SET PROBLEM: Note each line where "Select" appears, and copy it.
════
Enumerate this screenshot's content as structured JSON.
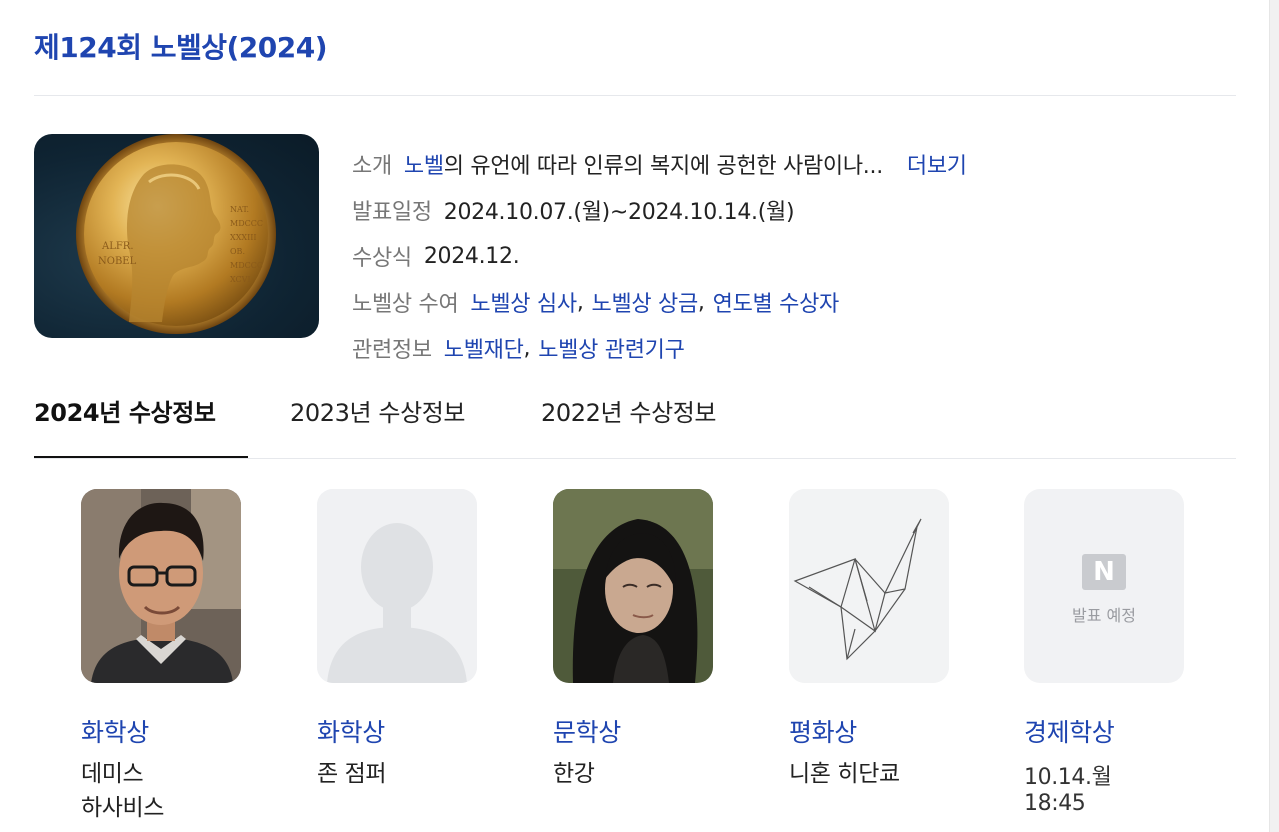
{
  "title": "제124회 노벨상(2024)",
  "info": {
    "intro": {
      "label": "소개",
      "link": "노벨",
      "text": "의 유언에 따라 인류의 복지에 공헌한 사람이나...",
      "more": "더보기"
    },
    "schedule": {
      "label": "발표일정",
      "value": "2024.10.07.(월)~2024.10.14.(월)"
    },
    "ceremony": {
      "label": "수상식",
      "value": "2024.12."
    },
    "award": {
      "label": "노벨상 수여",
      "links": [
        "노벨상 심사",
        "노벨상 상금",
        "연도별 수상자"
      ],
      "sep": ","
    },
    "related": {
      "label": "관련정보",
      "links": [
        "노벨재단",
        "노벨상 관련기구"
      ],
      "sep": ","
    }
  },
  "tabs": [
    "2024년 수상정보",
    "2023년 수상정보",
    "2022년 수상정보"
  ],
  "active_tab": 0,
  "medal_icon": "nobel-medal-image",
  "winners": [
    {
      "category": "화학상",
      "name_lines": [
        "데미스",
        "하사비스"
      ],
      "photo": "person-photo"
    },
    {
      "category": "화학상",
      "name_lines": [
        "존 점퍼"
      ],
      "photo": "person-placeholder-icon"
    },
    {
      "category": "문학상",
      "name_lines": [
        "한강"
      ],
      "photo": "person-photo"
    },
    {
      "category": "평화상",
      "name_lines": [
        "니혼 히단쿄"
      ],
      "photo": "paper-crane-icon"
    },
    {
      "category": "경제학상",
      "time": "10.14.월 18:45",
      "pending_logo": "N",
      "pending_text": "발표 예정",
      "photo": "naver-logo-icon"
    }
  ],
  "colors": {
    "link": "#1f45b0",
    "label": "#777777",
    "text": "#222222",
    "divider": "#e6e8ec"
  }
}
════
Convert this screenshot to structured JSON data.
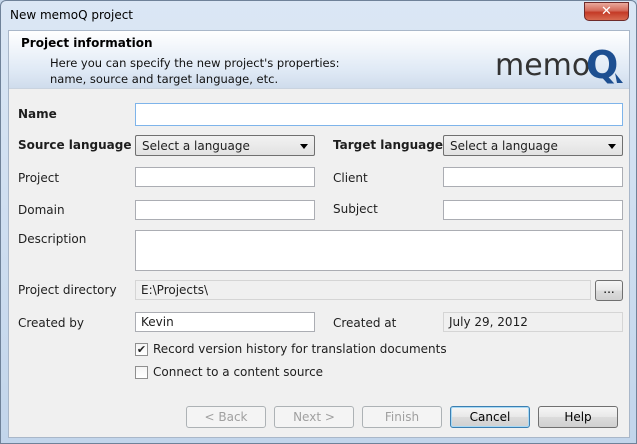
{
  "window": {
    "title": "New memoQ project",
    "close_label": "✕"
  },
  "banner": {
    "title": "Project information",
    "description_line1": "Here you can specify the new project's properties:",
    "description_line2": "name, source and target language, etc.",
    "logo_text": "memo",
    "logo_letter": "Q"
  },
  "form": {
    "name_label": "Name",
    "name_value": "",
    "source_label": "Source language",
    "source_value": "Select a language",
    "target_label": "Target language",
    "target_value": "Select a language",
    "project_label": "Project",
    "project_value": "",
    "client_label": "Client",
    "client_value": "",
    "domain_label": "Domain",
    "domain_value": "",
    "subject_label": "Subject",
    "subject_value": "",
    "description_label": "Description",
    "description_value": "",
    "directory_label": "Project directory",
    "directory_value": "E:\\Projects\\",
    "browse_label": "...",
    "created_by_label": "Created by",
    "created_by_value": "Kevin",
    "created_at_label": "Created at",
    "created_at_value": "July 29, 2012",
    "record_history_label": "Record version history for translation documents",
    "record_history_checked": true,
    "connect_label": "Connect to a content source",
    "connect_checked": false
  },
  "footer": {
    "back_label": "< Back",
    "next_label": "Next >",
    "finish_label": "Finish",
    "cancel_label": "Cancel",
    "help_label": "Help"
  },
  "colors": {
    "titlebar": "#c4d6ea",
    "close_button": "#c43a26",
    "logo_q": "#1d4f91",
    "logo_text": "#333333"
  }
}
════
FINAL RESULT:
    "source_value": "Select a language",
    "target_value": "Select a language",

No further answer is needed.